Rows from a dataset –
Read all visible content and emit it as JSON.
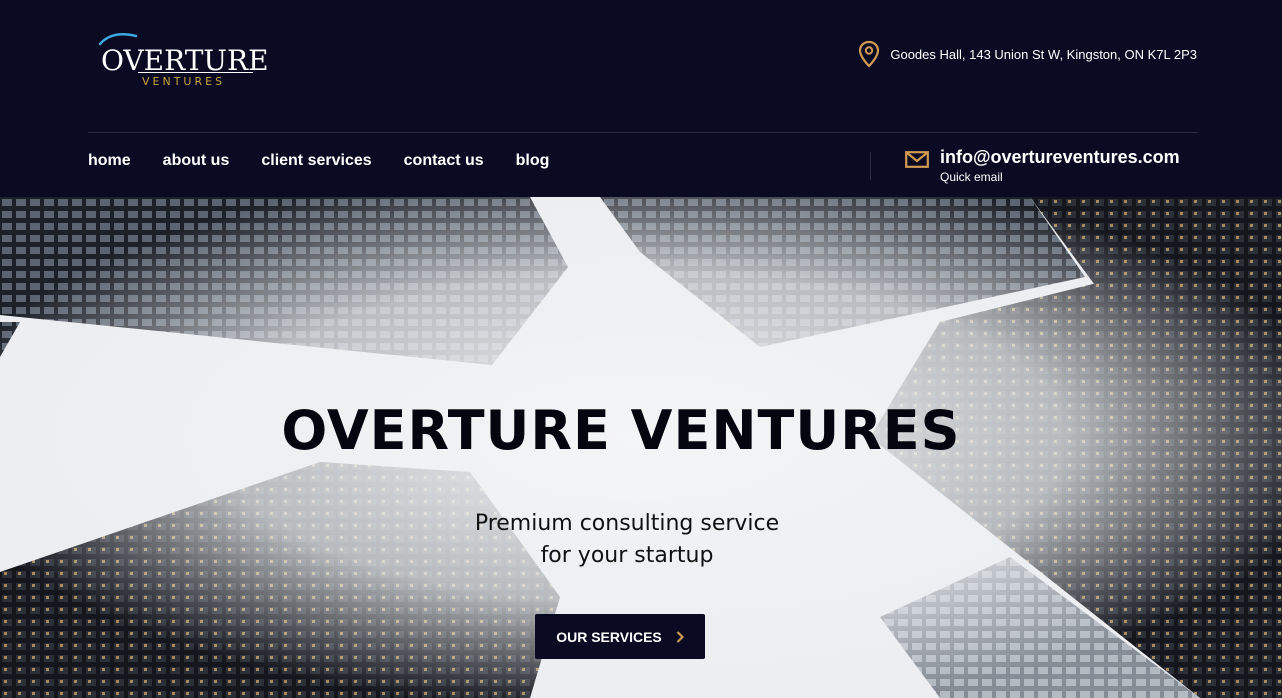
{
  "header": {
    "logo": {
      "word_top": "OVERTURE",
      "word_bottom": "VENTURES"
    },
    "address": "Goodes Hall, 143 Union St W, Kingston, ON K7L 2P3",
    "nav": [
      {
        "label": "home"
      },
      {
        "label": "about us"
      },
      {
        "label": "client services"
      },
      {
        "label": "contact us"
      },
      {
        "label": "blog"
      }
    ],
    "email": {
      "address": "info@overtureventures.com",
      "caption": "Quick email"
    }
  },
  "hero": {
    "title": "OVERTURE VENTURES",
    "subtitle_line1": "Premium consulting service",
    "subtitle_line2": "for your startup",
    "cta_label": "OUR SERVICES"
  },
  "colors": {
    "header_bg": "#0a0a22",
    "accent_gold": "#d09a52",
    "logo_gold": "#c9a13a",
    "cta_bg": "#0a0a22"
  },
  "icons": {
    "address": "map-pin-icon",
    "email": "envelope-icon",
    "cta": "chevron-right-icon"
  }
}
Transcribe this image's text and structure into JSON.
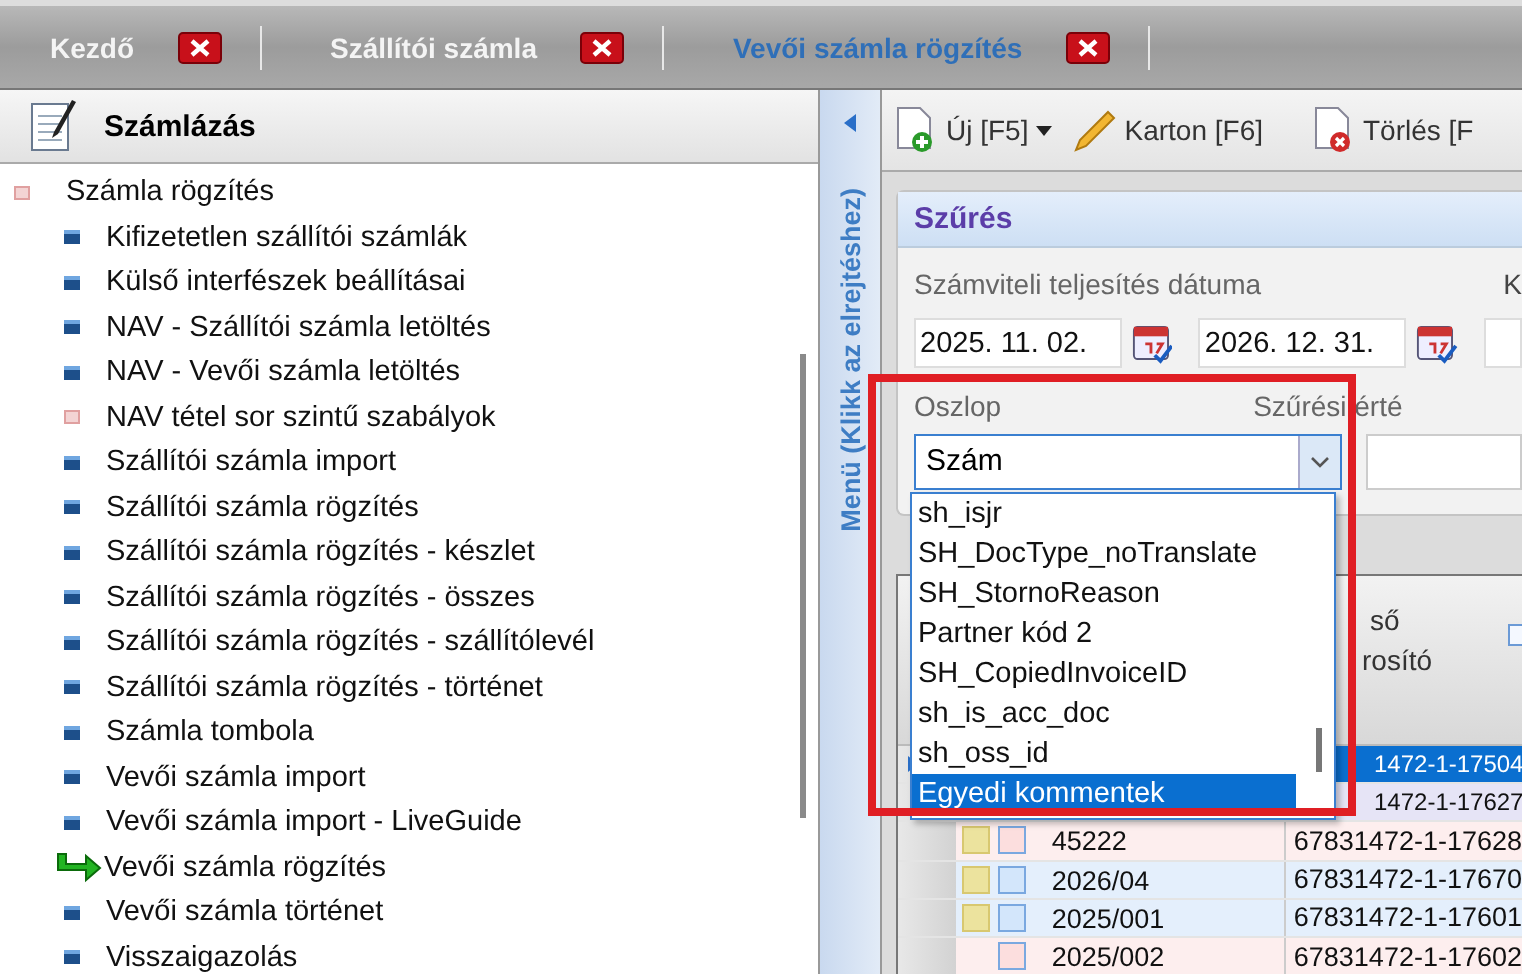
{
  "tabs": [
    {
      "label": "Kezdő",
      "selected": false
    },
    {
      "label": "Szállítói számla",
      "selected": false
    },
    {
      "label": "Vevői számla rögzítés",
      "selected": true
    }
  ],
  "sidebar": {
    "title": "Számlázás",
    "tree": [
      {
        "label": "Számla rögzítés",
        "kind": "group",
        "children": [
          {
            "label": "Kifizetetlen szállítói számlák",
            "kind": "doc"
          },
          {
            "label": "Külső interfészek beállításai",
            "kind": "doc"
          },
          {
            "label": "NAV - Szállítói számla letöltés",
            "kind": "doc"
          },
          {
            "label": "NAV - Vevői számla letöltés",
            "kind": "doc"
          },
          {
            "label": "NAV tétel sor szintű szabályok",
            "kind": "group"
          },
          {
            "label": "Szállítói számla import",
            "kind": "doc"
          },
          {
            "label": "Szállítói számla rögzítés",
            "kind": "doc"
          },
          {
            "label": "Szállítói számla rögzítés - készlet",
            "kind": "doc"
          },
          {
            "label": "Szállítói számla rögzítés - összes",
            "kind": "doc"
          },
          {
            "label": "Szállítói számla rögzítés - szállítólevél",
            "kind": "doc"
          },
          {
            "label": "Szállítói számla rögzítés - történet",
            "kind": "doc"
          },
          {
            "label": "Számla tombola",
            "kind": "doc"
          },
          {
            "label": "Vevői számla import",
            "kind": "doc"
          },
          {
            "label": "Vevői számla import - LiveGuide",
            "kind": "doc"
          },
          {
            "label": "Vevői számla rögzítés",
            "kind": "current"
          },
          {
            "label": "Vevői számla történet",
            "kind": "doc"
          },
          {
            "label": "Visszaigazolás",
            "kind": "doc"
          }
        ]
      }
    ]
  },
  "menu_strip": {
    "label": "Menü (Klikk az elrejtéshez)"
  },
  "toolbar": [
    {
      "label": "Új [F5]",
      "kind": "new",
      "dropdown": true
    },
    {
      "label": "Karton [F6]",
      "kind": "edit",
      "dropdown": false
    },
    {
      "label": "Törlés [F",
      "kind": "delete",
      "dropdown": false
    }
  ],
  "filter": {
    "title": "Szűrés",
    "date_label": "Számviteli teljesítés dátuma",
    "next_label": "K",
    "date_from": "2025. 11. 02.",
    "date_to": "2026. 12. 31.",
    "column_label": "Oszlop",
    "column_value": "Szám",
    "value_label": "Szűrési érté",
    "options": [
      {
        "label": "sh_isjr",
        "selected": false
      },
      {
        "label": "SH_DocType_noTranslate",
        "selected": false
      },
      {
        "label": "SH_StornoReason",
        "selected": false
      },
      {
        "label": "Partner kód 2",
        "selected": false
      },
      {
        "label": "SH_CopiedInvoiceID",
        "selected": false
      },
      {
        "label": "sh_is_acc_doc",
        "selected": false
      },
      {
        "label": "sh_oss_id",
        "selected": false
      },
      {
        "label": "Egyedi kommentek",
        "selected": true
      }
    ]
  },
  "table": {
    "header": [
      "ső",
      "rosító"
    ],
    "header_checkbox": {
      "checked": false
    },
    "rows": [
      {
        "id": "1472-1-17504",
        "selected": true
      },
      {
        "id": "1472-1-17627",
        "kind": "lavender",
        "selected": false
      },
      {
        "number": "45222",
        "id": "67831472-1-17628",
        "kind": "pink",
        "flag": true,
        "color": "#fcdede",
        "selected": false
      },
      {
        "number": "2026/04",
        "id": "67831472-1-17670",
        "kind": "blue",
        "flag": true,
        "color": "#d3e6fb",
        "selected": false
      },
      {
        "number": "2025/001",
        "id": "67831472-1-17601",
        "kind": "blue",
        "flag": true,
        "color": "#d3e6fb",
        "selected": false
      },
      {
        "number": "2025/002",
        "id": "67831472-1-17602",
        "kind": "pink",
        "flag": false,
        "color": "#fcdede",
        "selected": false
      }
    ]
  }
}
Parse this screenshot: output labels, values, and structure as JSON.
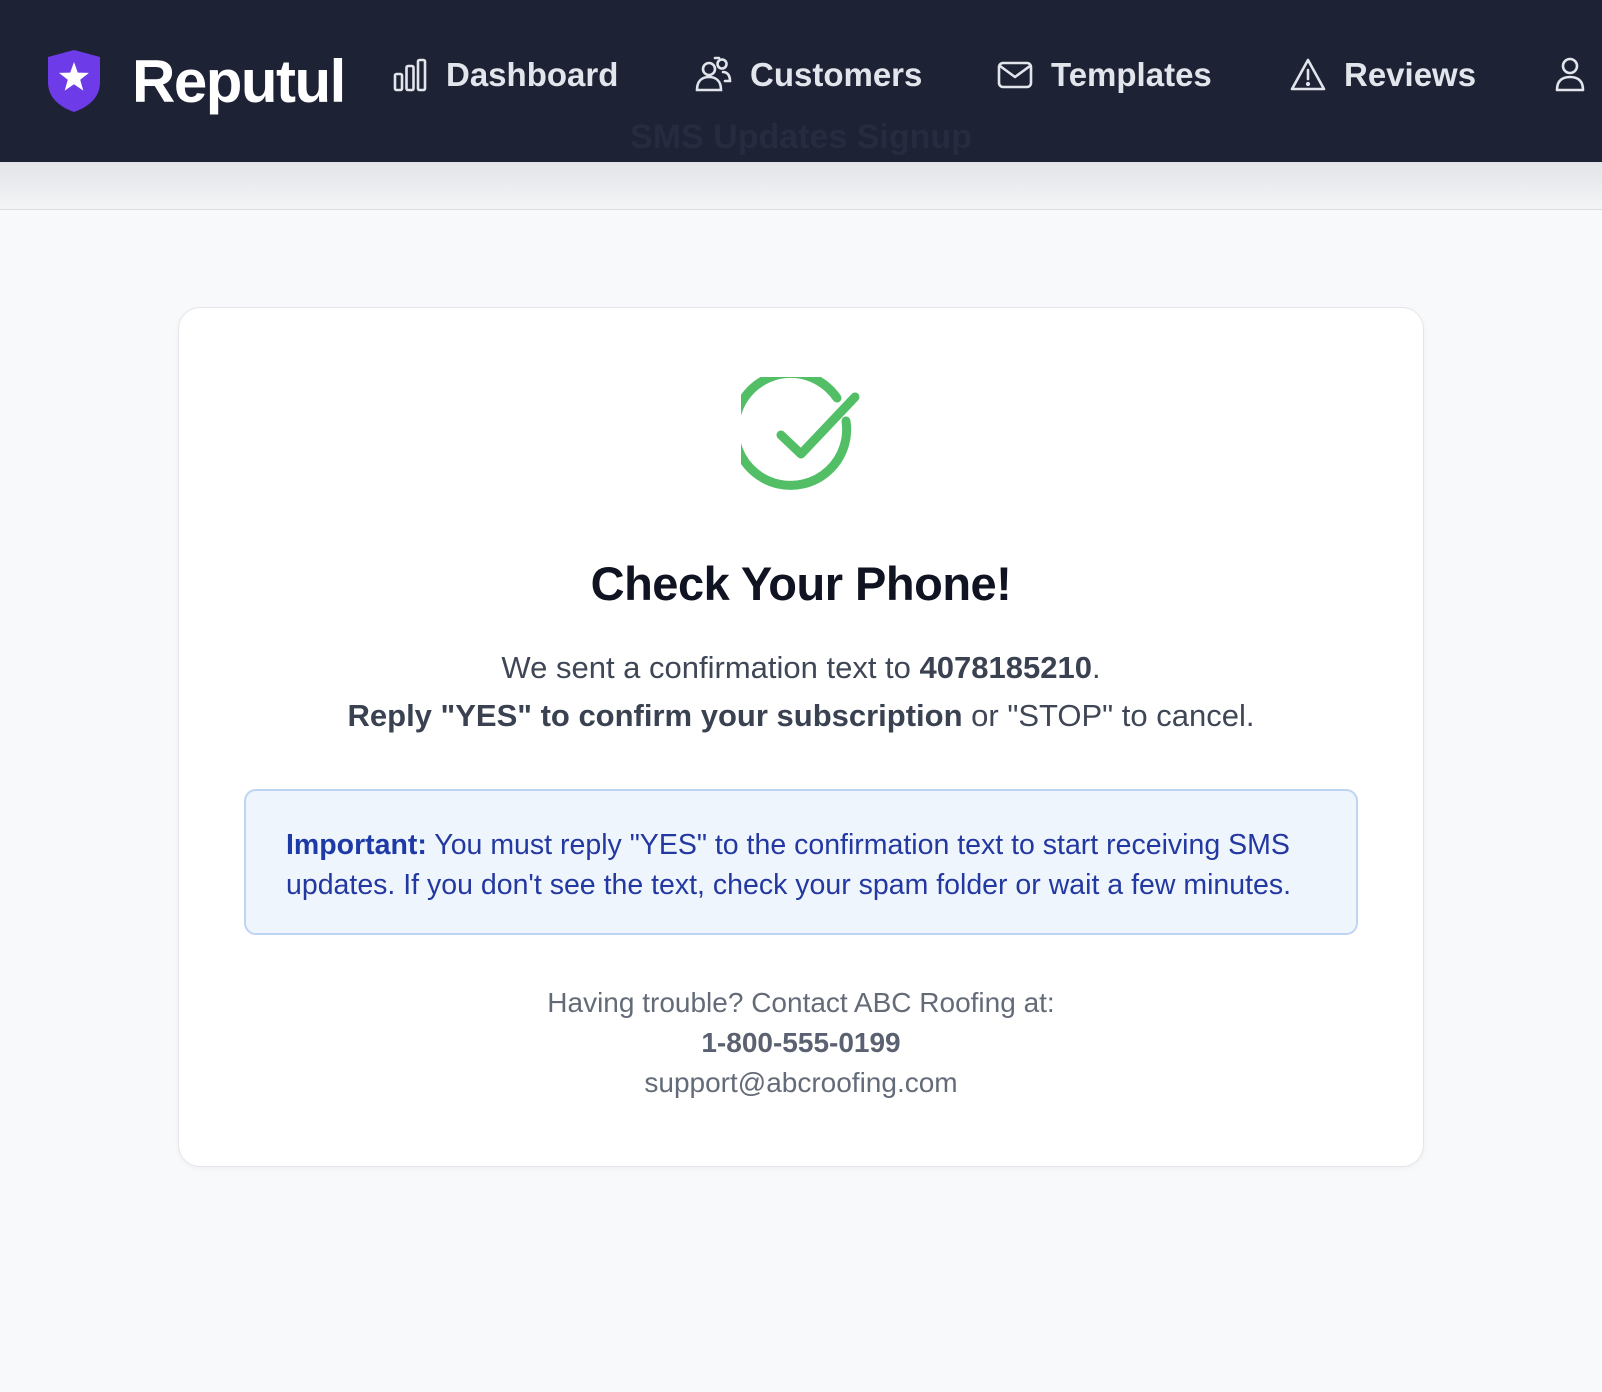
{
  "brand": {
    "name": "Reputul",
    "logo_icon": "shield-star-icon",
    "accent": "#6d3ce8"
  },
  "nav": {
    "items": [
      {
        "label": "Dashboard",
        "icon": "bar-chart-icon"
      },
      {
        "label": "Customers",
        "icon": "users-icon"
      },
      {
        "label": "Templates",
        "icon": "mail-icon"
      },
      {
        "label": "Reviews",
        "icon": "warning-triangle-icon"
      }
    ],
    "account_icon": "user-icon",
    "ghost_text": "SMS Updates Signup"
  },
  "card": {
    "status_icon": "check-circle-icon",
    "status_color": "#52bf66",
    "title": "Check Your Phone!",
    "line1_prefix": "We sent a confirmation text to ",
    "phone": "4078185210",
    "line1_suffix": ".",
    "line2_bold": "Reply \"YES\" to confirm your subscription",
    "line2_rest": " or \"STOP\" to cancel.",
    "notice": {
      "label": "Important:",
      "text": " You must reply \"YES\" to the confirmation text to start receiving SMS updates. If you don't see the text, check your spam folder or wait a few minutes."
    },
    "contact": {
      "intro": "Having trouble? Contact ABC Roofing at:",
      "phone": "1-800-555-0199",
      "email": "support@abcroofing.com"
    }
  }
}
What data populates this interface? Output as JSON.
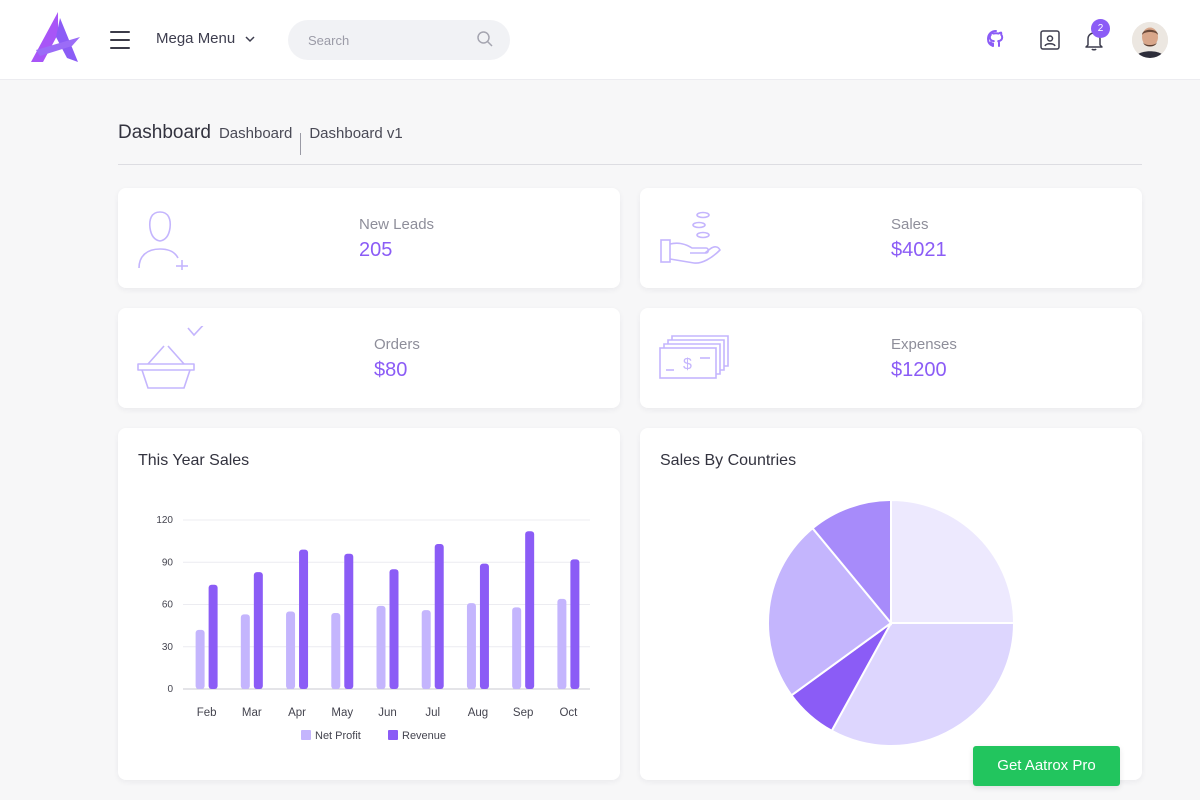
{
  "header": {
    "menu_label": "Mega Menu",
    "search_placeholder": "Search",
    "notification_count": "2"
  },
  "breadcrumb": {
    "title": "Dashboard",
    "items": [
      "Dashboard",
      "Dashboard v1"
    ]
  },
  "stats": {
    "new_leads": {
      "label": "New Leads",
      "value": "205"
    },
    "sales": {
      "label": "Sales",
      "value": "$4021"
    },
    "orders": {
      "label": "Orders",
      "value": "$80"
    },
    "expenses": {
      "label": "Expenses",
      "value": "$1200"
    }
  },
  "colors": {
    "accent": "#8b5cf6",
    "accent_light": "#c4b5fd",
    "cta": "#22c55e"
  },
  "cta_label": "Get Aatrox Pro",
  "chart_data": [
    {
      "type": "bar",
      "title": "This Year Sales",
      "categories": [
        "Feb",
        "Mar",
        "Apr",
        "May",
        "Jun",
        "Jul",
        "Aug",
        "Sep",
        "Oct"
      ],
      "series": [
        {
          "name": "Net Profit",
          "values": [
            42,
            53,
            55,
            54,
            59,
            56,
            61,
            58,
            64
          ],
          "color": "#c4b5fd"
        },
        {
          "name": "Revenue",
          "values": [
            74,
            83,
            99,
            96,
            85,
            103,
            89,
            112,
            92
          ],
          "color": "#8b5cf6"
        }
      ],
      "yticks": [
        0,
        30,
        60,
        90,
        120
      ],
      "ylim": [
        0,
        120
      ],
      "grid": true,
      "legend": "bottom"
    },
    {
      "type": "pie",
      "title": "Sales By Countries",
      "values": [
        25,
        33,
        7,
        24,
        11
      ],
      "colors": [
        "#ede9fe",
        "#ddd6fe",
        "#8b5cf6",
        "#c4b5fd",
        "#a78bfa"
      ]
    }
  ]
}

Task to carry out –
Copy out each line of the entries that holds "confirmation".

Solved problem –
    "line1_prefix": "We sent a confirmation text to ",
      "text": " You must reply \"YES\" to the confirmation text to start receiving SMS updates. If you don't see the text, check your spam folder or wait a few minutes."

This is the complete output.